▶ _What the task asks_:
Retype every entry in its entirety, without alteration.

▶ _Given information_:
□ □ □ □ □
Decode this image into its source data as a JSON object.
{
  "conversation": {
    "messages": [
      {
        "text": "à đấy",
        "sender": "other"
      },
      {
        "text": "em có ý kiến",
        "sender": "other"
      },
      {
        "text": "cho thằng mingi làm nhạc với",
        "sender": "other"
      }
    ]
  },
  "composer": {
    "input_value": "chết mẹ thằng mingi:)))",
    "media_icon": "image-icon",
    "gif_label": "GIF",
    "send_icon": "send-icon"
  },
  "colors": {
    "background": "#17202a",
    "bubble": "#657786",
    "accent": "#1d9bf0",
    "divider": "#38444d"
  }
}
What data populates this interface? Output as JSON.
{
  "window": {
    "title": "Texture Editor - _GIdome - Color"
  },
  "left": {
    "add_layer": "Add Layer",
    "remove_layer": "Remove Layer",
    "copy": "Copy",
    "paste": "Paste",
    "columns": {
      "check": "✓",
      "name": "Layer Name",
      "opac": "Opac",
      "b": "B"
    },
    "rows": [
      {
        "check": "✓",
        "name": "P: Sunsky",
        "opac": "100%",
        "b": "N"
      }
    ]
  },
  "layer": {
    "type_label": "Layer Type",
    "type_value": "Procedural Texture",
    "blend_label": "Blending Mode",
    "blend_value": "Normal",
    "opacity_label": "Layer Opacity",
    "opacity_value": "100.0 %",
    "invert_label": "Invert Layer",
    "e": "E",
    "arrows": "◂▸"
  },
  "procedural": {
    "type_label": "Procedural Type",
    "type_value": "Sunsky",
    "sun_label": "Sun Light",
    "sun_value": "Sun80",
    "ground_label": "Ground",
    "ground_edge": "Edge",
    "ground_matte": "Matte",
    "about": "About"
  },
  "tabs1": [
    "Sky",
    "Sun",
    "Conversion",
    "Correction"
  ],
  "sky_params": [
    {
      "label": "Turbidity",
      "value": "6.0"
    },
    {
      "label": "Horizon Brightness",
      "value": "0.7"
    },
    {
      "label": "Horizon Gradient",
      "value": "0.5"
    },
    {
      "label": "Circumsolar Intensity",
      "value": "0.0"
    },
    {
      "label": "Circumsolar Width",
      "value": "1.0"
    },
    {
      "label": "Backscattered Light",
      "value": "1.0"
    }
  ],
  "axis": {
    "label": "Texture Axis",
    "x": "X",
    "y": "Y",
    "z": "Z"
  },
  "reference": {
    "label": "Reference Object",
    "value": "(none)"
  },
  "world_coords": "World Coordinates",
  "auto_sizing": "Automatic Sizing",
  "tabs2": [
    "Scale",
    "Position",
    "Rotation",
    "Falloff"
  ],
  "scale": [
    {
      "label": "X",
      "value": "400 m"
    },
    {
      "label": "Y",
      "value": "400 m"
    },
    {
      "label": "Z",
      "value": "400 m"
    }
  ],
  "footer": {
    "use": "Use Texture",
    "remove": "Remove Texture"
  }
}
□ □ □ □ □
▶ _Problem solution_:
Decode this image into its source data as a JSON object.
{
  "conversation": {
    "messages": [
      {
        "text": "à đấy",
        "sender": "other"
      },
      {
        "text": "em có ý kiến",
        "sender": "other"
      },
      {
        "text": "cho thằng mingi làm nhạc với",
        "sender": "other"
      }
    ]
  },
  "composer": {
    "input_value": "chết mẹ thằng mingi:)))",
    "media_icon": "image-icon",
    "gif_label": "GIF",
    "send_icon": "send-icon"
  },
  "colors": {
    "background": "#17202a",
    "bubble": "#657786",
    "accent": "#1d9bf0",
    "divider": "#38444d"
  }
}
What data populates this interface? Output as JSON.
{
  "window": {
    "title": "Texture Editor - _GIdome - Color"
  },
  "left": {
    "add_layer": "Add Layer",
    "remove_layer": "Remove Layer",
    "copy": "Copy",
    "paste": "Paste",
    "columns": {
      "check": "✓",
      "name": "Layer Name",
      "opac": "Opac",
      "b": "B"
    },
    "rows": [
      {
        "check": "✓",
        "name": "P: Sunsky",
        "opac": "100%",
        "b": "N"
      }
    ]
  },
  "layer": {
    "type_label": "Layer Type",
    "type_value": "Procedural Texture",
    "blend_label": "Blending Mode",
    "blend_value": "Normal",
    "opacity_label": "Layer Opacity",
    "opacity_value": "100.0 %",
    "invert_label": "Invert Layer",
    "e": "E",
    "arrows": "◂▸"
  },
  "procedural": {
    "type_label": "Procedural Type",
    "type_value": "Sunsky",
    "sun_label": "Sun Light",
    "sun_value": "Sun80",
    "ground_label": "Ground",
    "ground_edge": "Edge",
    "ground_matte": "Matte",
    "about": "About"
  },
  "tabs1": [
    "Sky",
    "Sun",
    "Conversion",
    "Correction"
  ],
  "sky_params": [
    {
      "label": "Turbidity",
      "value": "6.0"
    },
    {
      "label": "Horizon Brightness",
      "value": "0.7"
    },
    {
      "label": "Horizon Gradient",
      "value": "0.5"
    },
    {
      "label": "Circumsolar Intensity",
      "value": "0.0"
    },
    {
      "label": "Circumsolar Width",
      "value": "1.0"
    },
    {
      "label": "Backscattered Light",
      "value": "1.0"
    }
  ],
  "axis": {
    "label": "Texture Axis",
    "x": "X",
    "y": "Y",
    "z": "Z"
  },
  "reference": {
    "label": "Reference Object",
    "value": "(none)"
  },
  "world_coords": "World Coordinates",
  "auto_sizing": "Automatic Sizing",
  "tabs2": [
    "Scale",
    "Position",
    "Rotation",
    "Falloff"
  ],
  "scale": [
    {
      "label": "X",
      "value": "400 m"
    },
    {
      "label": "Y",
      "value": "400 m"
    },
    {
      "label": "Z",
      "value": "400 m"
    }
  ],
  "footer": {
    "use": "Use Texture",
    "remove": "Remove Texture"
  }
}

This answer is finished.